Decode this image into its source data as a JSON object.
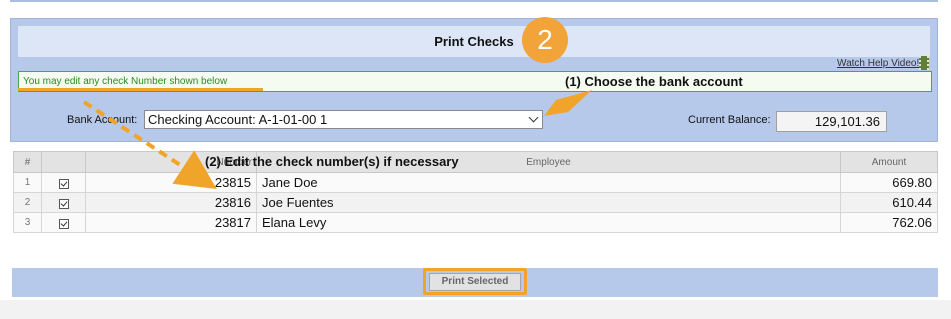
{
  "window": {
    "title": "Print Checks",
    "help_link": "Watch Help Video!",
    "info_message": "You may edit any check Number shown below"
  },
  "form": {
    "bank_account_label": "Bank Account:",
    "bank_account_value": "Checking Account: A-1-01-00 1",
    "current_balance_label": "Current Balance:",
    "current_balance_value": "129,101.36"
  },
  "table": {
    "headers": [
      "#",
      "",
      "Number",
      "Employee",
      "Amount"
    ],
    "rows": [
      {
        "index": "1",
        "checked": true,
        "number": "23815",
        "employee": "Jane Doe",
        "amount": "669.80"
      },
      {
        "index": "2",
        "checked": true,
        "number": "23816",
        "employee": "Joe Fuentes",
        "amount": "610.44"
      },
      {
        "index": "3",
        "checked": true,
        "number": "23817",
        "employee": "Elana Levy",
        "amount": "762.06"
      }
    ]
  },
  "actions": {
    "print_selected_label": "Print Selected"
  },
  "annotations": {
    "step_badge": "2",
    "callout_1": "(1) Choose the bank account",
    "callout_2": "(2) Edit the check number(s) if necessary"
  },
  "colors": {
    "panel_blue": "#b6c9ea",
    "title_bar": "#dce6f7",
    "annotation_orange": "#f0a52a",
    "info_green": "#2a8a20"
  },
  "icons": {
    "help_video": "film-icon",
    "select_chevron": "chevron-down-icon",
    "row_checkbox": "checkbox-checked-icon"
  }
}
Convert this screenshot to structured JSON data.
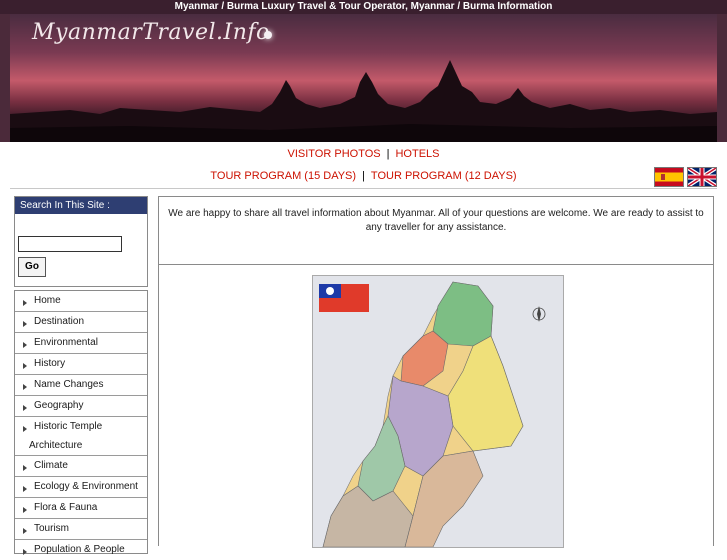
{
  "top_bar": {
    "text": "Myanmar / Burma Luxury Travel & Tour Operator, Myanmar / Burma Information"
  },
  "banner": {
    "title": "MyanmarTravel.Info"
  },
  "nav": {
    "row1": [
      "VISITOR PHOTOS",
      "HOTELS"
    ],
    "row2": [
      "TOUR PROGRAM (15 DAYS)",
      "TOUR PROGRAM (12 DAYS)"
    ],
    "separator": "|",
    "flags": [
      "spanish-flag-icon",
      "uk-flag-icon"
    ]
  },
  "search": {
    "heading": "Search In This Site :",
    "value": "",
    "button": "Go"
  },
  "menu": [
    {
      "label": "Home"
    },
    {
      "label": "Destination"
    },
    {
      "label": "Environmental"
    },
    {
      "label": "History"
    },
    {
      "label": "Name Changes"
    },
    {
      "label": "Geography"
    },
    {
      "label": "Historic Temple",
      "label2": "Architecture"
    },
    {
      "label": "Climate"
    },
    {
      "label": "Ecology & Environment"
    },
    {
      "label": "Flora & Fauna"
    },
    {
      "label": "Tourism"
    },
    {
      "label": "Population & People"
    }
  ],
  "main": {
    "intro": "We are happy to share all travel information about Myanmar. All of your questions are welcome. We are ready to assist to any traveller for any assistance.",
    "map_icon": "myanmar-map"
  },
  "colors": {
    "top_bar": "#3a1f2e",
    "nav_link": "#cc1100",
    "search_head": "#2e3e72"
  }
}
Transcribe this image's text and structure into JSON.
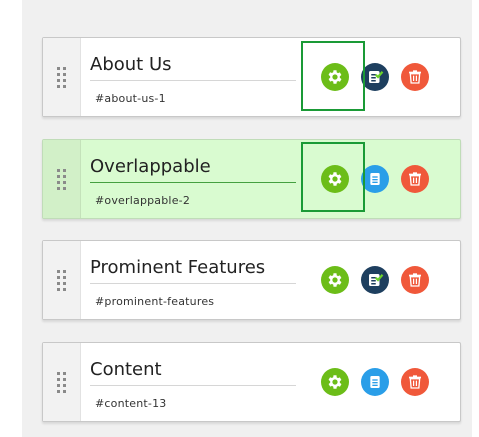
{
  "sections": [
    {
      "title": "About Us",
      "anchor": "#about-us-1",
      "highlighted": false,
      "focused": true,
      "content_icon": "checklist-icon"
    },
    {
      "title": "Overlappable",
      "anchor": "#overlappable-2",
      "highlighted": true,
      "focused": true,
      "content_icon": "document-icon"
    },
    {
      "title": "Prominent Features",
      "anchor": "#prominent-features",
      "highlighted": false,
      "focused": false,
      "content_icon": "checklist-icon"
    },
    {
      "title": "Content",
      "anchor": "#content-13",
      "highlighted": false,
      "focused": false,
      "content_icon": "document-icon"
    }
  ],
  "icons": {
    "drag": "drag-handle-icon",
    "settings": "gear-icon",
    "delete": "trash-icon"
  },
  "colors": {
    "settings_button": "#6cbd18",
    "content_button_dark": "#1e3f5f",
    "content_button_blue": "#2a9ee8",
    "delete_button": "#f0583a",
    "highlight_background": "#d9fbd0",
    "focus_outline": "#1a9a36"
  }
}
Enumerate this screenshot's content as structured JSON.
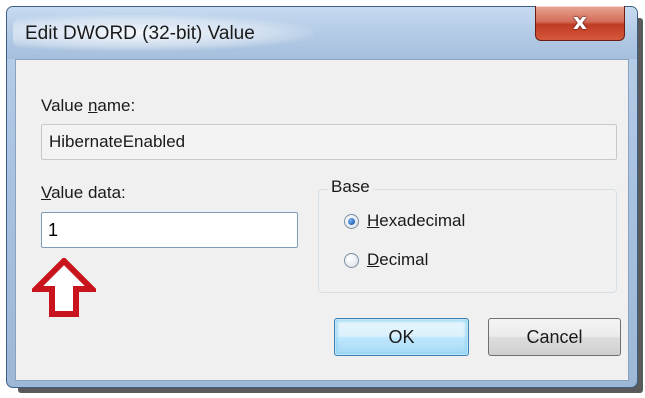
{
  "window": {
    "title": "Edit DWORD (32-bit) Value",
    "close_label": "x"
  },
  "value_name": {
    "label_pre": "Value ",
    "label_accel": "n",
    "label_post": "ame:",
    "value": "HibernateEnabled"
  },
  "value_data": {
    "label_accel": "V",
    "label_post": "alue data:",
    "value": "1"
  },
  "base": {
    "legend": "Base",
    "options": [
      {
        "accel": "H",
        "rest": "exadecimal",
        "checked": true
      },
      {
        "accel": "D",
        "rest": "ecimal",
        "checked": false
      }
    ]
  },
  "buttons": {
    "ok": "OK",
    "cancel": "Cancel"
  },
  "colors": {
    "annotation_arrow": "#c8141c",
    "titlebar": "#b4cbe6",
    "close_button": "#c03a22"
  }
}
▬▬▬
» **WRITTEN EXERCISE**:
Reproduce the entries exactly. Do not carry over any picture.

» **TASK RESPONSE**:
Decode this image into its source data as a JSON object.
{
  "window": {
    "title": "Print Checks",
    "help_link": "Watch Help Video!",
    "info_message": "You may edit any check Number shown below"
  },
  "form": {
    "bank_account_label": "Bank Account:",
    "bank_account_value": "Checking Account: A-1-01-00 1",
    "current_balance_label": "Current Balance:",
    "current_balance_value": "129,101.36"
  },
  "table": {
    "headers": [
      "#",
      "",
      "Number",
      "Employee",
      "Amount"
    ],
    "rows": [
      {
        "index": "1",
        "checked": true,
        "number": "23815",
        "employee": "Jane Doe",
        "amount": "669.80"
      },
      {
        "index": "2",
        "checked": true,
        "number": "23816",
        "employee": "Joe Fuentes",
        "amount": "610.44"
      },
      {
        "index": "3",
        "checked": true,
        "number": "23817",
        "employee": "Elana Levy",
        "amount": "762.06"
      }
    ]
  },
  "actions": {
    "print_selected_label": "Print Selected"
  },
  "annotations": {
    "step_badge": "2",
    "callout_1": "(1) Choose the bank account",
    "callout_2": "(2) Edit the check number(s) if necessary"
  },
  "colors": {
    "panel_blue": "#b6c9ea",
    "title_bar": "#dce6f7",
    "annotation_orange": "#f0a52a",
    "info_green": "#2a8a20"
  },
  "icons": {
    "help_video": "film-icon",
    "select_chevron": "chevron-down-icon",
    "row_checkbox": "checkbox-checked-icon"
  }
}
Convert this screenshot to structured JSON data.
{
  "top_bar": {
    "text": "Myanmar / Burma Luxury Travel & Tour Operator, Myanmar / Burma Information"
  },
  "banner": {
    "title": "MyanmarTravel.Info"
  },
  "nav": {
    "row1": [
      "VISITOR PHOTOS",
      "HOTELS"
    ],
    "row2": [
      "TOUR PROGRAM (15 DAYS)",
      "TOUR PROGRAM (12 DAYS)"
    ],
    "separator": "|",
    "flags": [
      "spanish-flag-icon",
      "uk-flag-icon"
    ]
  },
  "search": {
    "heading": "Search In This Site :",
    "value": "",
    "button": "Go"
  },
  "menu": [
    {
      "label": "Home"
    },
    {
      "label": "Destination"
    },
    {
      "label": "Environmental"
    },
    {
      "label": "History"
    },
    {
      "label": "Name Changes"
    },
    {
      "label": "Geography"
    },
    {
      "label": "Historic Temple",
      "label2": "Architecture"
    },
    {
      "label": "Climate"
    },
    {
      "label": "Ecology & Environment"
    },
    {
      "label": "Flora & Fauna"
    },
    {
      "label": "Tourism"
    },
    {
      "label": "Population & People"
    }
  ],
  "main": {
    "intro": "We are happy to share all travel information about Myanmar. All of your questions are welcome. We are ready to assist to any traveller for any assistance.",
    "map_icon": "myanmar-map"
  },
  "colors": {
    "top_bar": "#3a1f2e",
    "nav_link": "#cc1100",
    "search_head": "#2e3e72"
  }
}
Transcribe this image's text and structure into JSON.
{
  "sections": [
    {
      "title": "About Us",
      "anchor": "#about-us-1",
      "highlighted": false,
      "focused": true,
      "content_icon": "checklist-icon"
    },
    {
      "title": "Overlappable",
      "anchor": "#overlappable-2",
      "highlighted": true,
      "focused": true,
      "content_icon": "document-icon"
    },
    {
      "title": "Prominent Features",
      "anchor": "#prominent-features",
      "highlighted": false,
      "focused": false,
      "content_icon": "checklist-icon"
    },
    {
      "title": "Content",
      "anchor": "#content-13",
      "highlighted": false,
      "focused": false,
      "content_icon": "document-icon"
    }
  ],
  "icons": {
    "drag": "drag-handle-icon",
    "settings": "gear-icon",
    "delete": "trash-icon"
  },
  "colors": {
    "settings_button": "#6cbd18",
    "content_button_dark": "#1e3f5f",
    "content_button_blue": "#2a9ee8",
    "delete_button": "#f0583a",
    "highlight_background": "#d9fbd0",
    "focus_outline": "#1a9a36"
  }
}
Enumerate this screenshot's content as structured JSON.
{
  "window": {
    "title": "Edit DWORD (32-bit) Value",
    "close_label": "x"
  },
  "value_name": {
    "label_pre": "Value ",
    "label_accel": "n",
    "label_post": "ame:",
    "value": "HibernateEnabled"
  },
  "value_data": {
    "label_accel": "V",
    "label_post": "alue data:",
    "value": "1"
  },
  "base": {
    "legend": "Base",
    "options": [
      {
        "accel": "H",
        "rest": "exadecimal",
        "checked": true
      },
      {
        "accel": "D",
        "rest": "ecimal",
        "checked": false
      }
    ]
  },
  "buttons": {
    "ok": "OK",
    "cancel": "Cancel"
  },
  "colors": {
    "annotation_arrow": "#c8141c",
    "titlebar": "#b4cbe6",
    "close_button": "#c03a22"
  }
}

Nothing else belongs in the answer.